→ Work to complete: The listing below should be written out exactly; please include all of it.

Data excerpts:
------------------------------------------------------------------------

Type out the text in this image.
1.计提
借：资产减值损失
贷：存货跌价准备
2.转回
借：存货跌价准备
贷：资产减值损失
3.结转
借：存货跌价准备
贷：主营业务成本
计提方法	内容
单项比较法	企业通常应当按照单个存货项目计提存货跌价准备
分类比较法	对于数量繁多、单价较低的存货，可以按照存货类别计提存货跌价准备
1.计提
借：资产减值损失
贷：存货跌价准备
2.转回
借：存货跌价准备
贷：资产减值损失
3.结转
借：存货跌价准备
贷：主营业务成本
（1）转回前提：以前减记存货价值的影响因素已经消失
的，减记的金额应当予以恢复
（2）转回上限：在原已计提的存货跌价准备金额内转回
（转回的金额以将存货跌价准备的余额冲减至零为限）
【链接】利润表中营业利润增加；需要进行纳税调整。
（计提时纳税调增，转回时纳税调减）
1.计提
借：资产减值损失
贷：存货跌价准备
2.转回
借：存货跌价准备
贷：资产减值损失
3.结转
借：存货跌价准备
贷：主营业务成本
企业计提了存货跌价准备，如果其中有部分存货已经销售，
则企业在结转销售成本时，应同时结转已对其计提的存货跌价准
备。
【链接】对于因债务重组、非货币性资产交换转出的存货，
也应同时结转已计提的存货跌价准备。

------------------------------------------------------------------------

→ Exercise answer:
Type out the text in this image.
1.计提
借：资产减值损失
贷：存货跌价准备
2.转回
借：存货跌价准备
贷：资产减值损失
3.结转
借：存货跌价准备
贷：主营业务成本
计提方法	内容
单项比较法	企业通常应当按照单个存货项目计提存货跌价准备
分类比较法	对于数量繁多、单价较低的存货，可以按照存货类别计提存货跌价准备
1.计提
借：资产减值损失
贷：存货跌价准备
2.转回
借：存货跌价准备
贷：资产减值损失
3.结转
借：存货跌价准备
贷：主营业务成本
（1）转回前提：以前减记存货价值的影响因素已经消失
的，减记的金额应当予以恢复
（2）转回上限：在原已计提的存货跌价准备金额内转回
（转回的金额以将存货跌价准备的余额冲减至零为限）
【链接】利润表中营业利润增加；需要进行纳税调整。
（计提时纳税调增，转回时纳税调减）
1.计提
借：资产减值损失
贷：存货跌价准备
2.转回
借：存货跌价准备
贷：资产减值损失
3.结转
借：存货跌价准备
贷：主营业务成本
企业计提了存货跌价准备，如果其中有部分存货已经销售，
则企业在结转销售成本时，应同时结转已对其计提的存货跌价准
备。
【链接】对于因债务重组、非货币性资产交换转出的存货，
也应同时结转已计提的存货跌价准备。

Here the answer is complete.